═════ INPUT RECORDS ═════

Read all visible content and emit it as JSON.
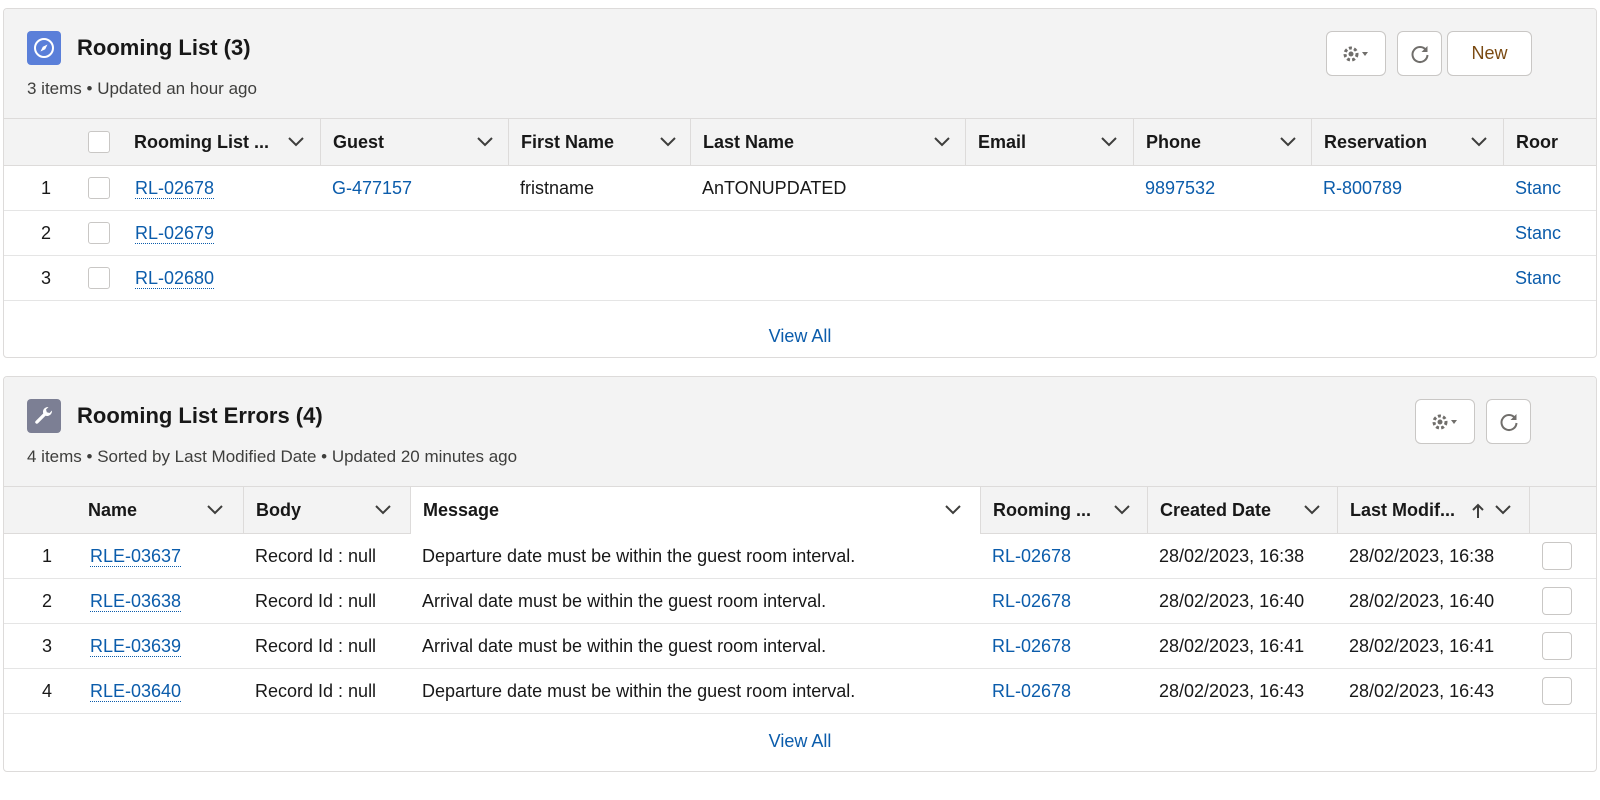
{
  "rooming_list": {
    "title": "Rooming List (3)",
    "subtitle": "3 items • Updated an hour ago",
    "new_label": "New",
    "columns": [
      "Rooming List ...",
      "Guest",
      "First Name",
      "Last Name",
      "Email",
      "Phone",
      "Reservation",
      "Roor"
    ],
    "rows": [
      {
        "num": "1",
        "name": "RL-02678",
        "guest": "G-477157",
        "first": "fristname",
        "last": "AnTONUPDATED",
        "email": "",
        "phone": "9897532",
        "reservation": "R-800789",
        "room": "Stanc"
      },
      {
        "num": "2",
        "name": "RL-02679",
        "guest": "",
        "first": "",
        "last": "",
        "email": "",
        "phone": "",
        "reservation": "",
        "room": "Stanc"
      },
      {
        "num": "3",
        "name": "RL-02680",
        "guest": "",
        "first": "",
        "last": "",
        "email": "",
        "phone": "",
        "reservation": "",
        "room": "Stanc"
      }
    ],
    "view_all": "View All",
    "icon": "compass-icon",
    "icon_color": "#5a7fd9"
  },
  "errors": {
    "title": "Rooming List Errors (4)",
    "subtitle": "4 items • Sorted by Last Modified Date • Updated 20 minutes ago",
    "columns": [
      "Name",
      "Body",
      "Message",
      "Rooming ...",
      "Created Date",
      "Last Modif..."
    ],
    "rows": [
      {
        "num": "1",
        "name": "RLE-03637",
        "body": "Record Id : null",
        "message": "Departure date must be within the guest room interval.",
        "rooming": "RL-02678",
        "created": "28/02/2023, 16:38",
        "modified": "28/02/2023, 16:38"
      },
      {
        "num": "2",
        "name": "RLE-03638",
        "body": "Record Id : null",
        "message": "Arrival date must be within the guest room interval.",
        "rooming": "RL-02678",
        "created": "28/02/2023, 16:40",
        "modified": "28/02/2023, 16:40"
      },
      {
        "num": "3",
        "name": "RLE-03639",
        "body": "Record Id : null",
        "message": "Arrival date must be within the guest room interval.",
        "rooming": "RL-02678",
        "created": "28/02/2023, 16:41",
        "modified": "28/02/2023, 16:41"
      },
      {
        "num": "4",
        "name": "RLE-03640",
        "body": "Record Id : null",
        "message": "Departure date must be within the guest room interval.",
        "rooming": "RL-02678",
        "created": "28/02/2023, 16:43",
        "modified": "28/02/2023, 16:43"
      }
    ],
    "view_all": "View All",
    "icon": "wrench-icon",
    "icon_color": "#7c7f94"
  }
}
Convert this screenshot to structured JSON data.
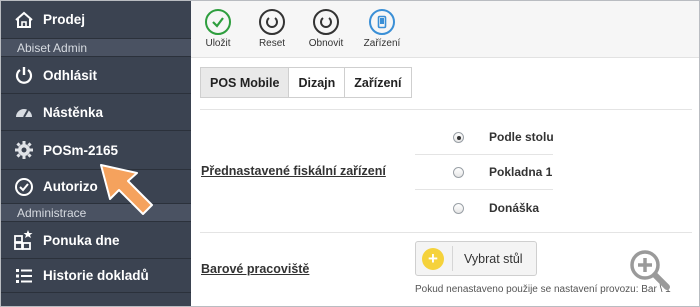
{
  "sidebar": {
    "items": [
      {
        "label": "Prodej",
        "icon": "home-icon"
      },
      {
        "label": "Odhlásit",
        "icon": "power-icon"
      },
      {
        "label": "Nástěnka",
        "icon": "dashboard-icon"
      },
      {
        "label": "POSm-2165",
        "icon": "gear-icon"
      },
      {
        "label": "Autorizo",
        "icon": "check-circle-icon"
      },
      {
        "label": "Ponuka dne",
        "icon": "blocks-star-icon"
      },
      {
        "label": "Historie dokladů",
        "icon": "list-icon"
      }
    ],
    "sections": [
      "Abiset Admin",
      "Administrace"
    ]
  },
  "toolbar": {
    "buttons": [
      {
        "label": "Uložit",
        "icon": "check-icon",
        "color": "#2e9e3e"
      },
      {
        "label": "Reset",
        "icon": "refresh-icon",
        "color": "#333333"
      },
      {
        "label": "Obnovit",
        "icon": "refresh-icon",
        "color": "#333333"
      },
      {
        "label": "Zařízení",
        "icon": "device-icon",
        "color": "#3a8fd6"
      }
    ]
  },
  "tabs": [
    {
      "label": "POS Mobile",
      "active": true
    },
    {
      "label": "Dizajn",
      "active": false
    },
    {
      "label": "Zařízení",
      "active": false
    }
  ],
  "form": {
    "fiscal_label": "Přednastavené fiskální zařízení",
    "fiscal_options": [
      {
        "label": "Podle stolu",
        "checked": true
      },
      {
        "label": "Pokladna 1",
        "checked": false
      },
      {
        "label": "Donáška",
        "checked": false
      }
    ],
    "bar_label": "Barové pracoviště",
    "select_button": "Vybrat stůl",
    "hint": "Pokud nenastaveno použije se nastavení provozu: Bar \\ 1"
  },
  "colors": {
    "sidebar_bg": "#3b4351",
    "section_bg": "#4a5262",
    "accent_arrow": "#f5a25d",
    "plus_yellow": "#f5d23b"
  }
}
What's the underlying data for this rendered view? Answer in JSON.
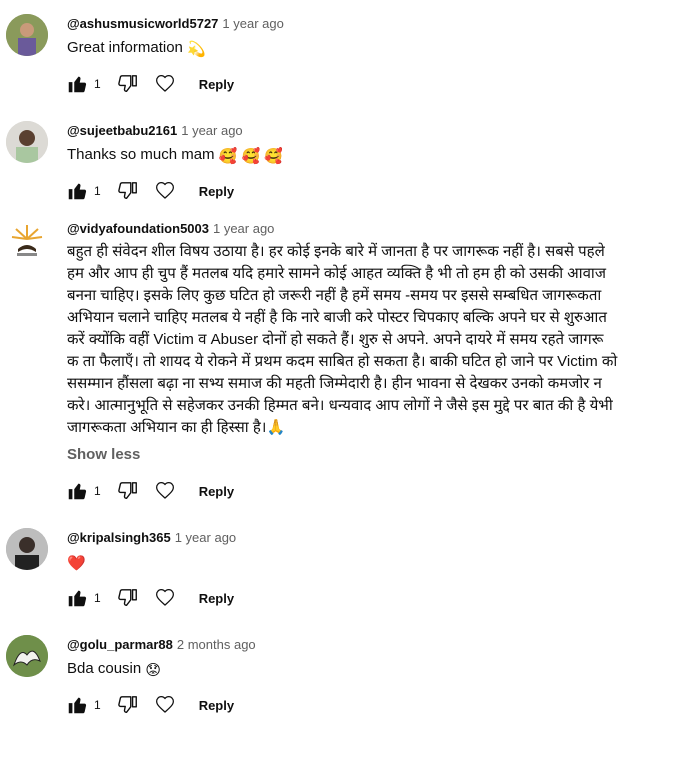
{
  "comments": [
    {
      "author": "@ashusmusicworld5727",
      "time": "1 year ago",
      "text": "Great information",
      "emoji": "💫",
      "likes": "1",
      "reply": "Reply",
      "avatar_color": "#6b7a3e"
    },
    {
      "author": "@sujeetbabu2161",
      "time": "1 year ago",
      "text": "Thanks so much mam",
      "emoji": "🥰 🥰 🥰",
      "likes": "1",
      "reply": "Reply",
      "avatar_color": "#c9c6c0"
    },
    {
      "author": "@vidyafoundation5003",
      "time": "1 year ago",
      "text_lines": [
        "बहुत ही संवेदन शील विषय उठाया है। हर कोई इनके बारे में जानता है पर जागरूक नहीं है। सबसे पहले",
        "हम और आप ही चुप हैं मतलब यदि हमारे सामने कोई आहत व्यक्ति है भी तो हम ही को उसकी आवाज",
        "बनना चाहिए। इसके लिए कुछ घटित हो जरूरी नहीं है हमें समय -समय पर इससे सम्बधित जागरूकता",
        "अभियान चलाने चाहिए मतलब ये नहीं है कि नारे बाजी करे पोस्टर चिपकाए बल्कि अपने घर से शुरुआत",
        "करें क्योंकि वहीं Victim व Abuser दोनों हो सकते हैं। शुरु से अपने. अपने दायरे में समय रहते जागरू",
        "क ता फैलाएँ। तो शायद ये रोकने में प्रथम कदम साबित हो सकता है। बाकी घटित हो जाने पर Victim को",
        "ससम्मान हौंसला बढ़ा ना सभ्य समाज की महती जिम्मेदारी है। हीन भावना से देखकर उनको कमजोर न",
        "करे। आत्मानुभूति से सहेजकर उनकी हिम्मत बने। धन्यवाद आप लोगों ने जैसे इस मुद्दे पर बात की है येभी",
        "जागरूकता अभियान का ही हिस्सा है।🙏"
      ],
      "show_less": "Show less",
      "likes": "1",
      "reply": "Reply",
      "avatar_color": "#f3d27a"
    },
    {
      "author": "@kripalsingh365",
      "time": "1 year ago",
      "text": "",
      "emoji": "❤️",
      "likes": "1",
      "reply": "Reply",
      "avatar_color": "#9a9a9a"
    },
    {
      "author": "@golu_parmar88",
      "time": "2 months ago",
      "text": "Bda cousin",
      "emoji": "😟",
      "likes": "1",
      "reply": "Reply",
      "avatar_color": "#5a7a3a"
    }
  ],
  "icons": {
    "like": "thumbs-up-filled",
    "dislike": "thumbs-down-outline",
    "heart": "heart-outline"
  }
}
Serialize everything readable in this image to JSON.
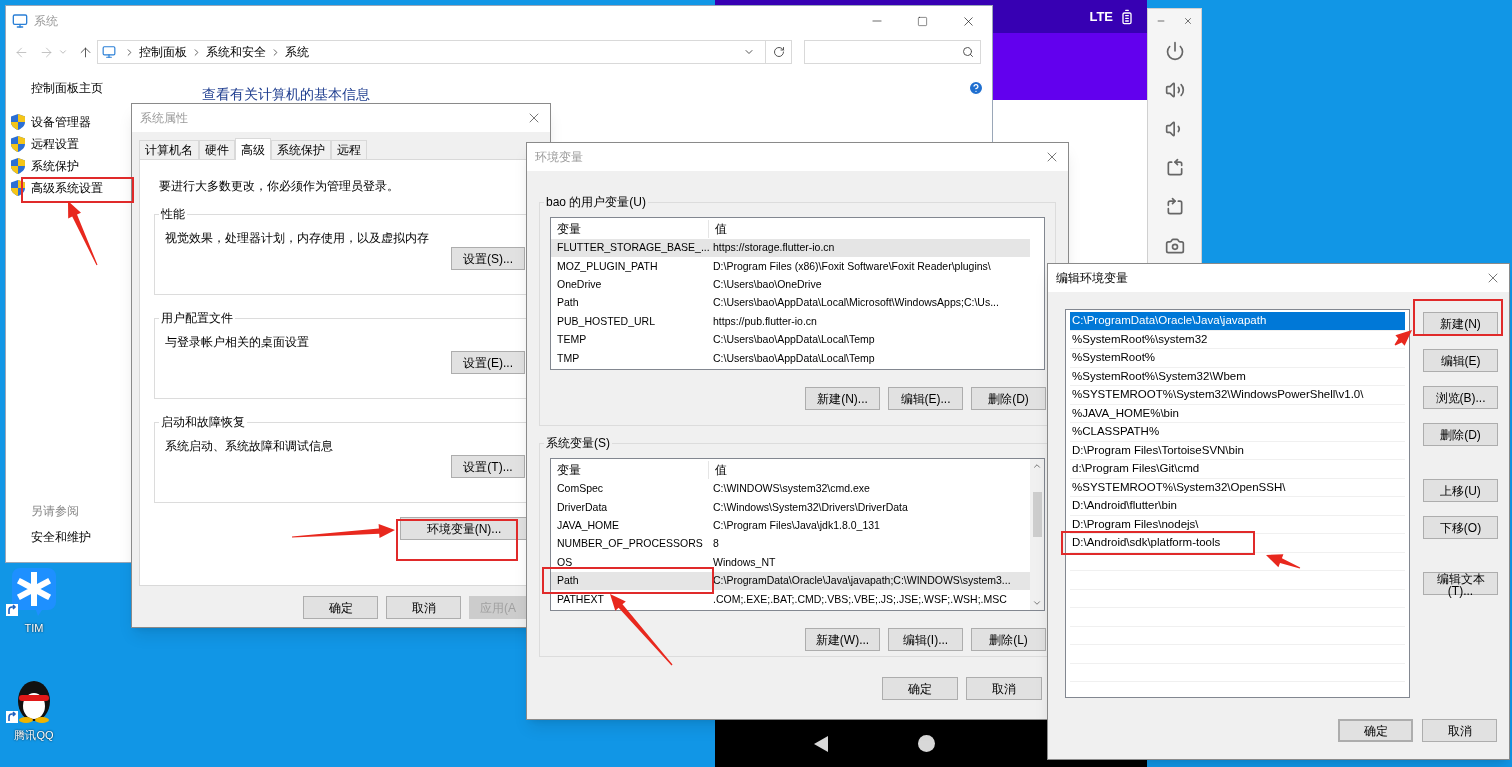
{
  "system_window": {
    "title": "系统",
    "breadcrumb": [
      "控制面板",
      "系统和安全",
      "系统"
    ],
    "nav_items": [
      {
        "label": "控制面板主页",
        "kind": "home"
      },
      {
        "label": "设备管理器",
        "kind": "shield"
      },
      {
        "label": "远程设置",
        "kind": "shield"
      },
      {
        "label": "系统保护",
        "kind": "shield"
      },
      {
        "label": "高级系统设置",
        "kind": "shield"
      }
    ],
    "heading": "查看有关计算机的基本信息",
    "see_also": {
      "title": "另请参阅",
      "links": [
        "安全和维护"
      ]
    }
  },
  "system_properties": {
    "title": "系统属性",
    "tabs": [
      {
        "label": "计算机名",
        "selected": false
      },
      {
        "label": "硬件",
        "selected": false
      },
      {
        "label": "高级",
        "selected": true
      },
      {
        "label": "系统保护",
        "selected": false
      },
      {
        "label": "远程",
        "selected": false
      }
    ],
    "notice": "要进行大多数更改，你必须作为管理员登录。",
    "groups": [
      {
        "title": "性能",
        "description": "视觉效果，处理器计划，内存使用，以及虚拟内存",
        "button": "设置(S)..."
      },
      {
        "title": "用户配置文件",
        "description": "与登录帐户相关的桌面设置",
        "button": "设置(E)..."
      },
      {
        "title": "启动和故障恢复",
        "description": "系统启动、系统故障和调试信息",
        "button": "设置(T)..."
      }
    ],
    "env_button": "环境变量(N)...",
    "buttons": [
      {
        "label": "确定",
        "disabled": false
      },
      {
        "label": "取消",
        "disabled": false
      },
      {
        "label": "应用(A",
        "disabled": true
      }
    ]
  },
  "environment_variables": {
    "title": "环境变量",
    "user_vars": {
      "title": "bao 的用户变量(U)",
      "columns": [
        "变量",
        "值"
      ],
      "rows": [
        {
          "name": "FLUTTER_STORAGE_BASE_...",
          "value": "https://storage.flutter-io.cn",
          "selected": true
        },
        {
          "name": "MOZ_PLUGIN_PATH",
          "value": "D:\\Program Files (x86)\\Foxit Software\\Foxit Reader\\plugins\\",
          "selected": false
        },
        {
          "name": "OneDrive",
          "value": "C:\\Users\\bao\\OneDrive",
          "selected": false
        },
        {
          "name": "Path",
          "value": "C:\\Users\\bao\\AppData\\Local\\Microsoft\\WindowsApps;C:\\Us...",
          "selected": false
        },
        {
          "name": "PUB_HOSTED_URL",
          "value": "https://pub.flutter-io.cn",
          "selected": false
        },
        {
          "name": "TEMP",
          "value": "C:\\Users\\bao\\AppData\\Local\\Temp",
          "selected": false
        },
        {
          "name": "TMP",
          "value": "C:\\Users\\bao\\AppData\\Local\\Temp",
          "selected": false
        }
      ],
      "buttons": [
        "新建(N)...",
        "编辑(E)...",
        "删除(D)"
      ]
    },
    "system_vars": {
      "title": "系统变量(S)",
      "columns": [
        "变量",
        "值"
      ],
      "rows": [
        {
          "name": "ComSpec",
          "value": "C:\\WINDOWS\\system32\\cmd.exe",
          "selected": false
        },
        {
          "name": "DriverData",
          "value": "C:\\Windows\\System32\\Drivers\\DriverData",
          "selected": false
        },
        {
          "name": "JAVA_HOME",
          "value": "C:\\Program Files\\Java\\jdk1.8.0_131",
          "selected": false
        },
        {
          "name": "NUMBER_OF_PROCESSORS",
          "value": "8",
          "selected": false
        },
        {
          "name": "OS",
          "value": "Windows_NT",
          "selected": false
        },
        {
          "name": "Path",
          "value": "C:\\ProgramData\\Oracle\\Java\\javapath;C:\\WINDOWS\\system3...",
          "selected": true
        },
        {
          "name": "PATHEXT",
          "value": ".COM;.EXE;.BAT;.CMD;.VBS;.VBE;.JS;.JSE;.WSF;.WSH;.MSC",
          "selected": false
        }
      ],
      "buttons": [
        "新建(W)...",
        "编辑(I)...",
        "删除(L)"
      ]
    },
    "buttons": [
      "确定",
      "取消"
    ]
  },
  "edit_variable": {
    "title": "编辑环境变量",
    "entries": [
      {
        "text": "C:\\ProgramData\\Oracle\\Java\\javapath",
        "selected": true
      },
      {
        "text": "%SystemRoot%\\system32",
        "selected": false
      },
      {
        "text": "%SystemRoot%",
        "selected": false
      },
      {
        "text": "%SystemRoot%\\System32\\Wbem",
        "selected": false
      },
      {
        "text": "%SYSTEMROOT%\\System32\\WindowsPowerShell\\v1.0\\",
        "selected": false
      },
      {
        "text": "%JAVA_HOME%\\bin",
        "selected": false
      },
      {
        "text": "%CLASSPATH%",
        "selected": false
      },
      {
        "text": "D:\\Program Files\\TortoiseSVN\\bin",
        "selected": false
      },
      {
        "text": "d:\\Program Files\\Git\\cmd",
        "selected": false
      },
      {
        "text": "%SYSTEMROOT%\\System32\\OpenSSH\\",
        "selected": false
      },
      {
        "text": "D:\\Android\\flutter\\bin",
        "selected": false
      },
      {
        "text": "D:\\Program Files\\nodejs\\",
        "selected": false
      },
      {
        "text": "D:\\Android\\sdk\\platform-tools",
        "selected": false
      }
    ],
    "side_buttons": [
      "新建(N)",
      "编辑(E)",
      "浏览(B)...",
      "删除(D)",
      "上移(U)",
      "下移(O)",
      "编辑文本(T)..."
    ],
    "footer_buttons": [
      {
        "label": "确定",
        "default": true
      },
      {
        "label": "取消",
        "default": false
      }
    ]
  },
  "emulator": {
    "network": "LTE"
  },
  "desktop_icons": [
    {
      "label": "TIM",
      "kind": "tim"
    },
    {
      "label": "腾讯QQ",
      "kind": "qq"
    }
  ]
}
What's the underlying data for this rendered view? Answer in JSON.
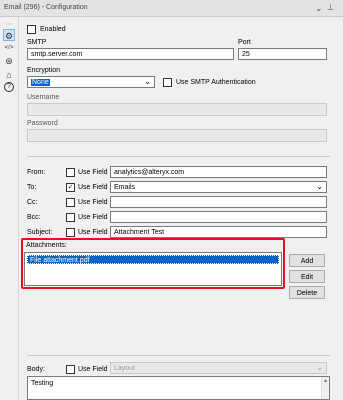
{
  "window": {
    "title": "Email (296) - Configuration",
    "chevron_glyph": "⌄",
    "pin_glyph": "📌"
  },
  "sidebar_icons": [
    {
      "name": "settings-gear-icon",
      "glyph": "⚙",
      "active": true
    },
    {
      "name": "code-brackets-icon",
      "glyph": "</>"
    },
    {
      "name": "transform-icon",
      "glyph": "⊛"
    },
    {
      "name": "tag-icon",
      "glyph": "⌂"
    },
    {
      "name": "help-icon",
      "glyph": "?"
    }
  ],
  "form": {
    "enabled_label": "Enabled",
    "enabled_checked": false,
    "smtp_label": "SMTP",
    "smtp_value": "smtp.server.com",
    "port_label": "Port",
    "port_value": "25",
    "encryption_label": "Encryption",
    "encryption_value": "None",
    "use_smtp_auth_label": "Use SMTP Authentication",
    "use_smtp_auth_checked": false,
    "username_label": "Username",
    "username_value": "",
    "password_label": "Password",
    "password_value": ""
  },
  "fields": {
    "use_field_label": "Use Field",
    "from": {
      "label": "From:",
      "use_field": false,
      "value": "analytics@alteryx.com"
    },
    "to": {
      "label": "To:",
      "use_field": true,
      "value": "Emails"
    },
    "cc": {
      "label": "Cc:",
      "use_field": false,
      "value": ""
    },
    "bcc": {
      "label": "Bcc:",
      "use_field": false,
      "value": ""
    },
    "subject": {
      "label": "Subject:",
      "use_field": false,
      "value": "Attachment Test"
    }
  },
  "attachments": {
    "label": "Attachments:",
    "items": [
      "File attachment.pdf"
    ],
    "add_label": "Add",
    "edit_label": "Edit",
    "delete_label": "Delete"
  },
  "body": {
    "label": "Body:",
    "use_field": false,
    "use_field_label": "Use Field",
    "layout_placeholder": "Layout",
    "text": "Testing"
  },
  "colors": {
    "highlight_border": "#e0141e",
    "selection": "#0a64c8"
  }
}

═════

Look through the records and gather every line containing "gear".

> _RESPONSE_
        "icon": "gear-icon"
      "name": "settings-gear-icon",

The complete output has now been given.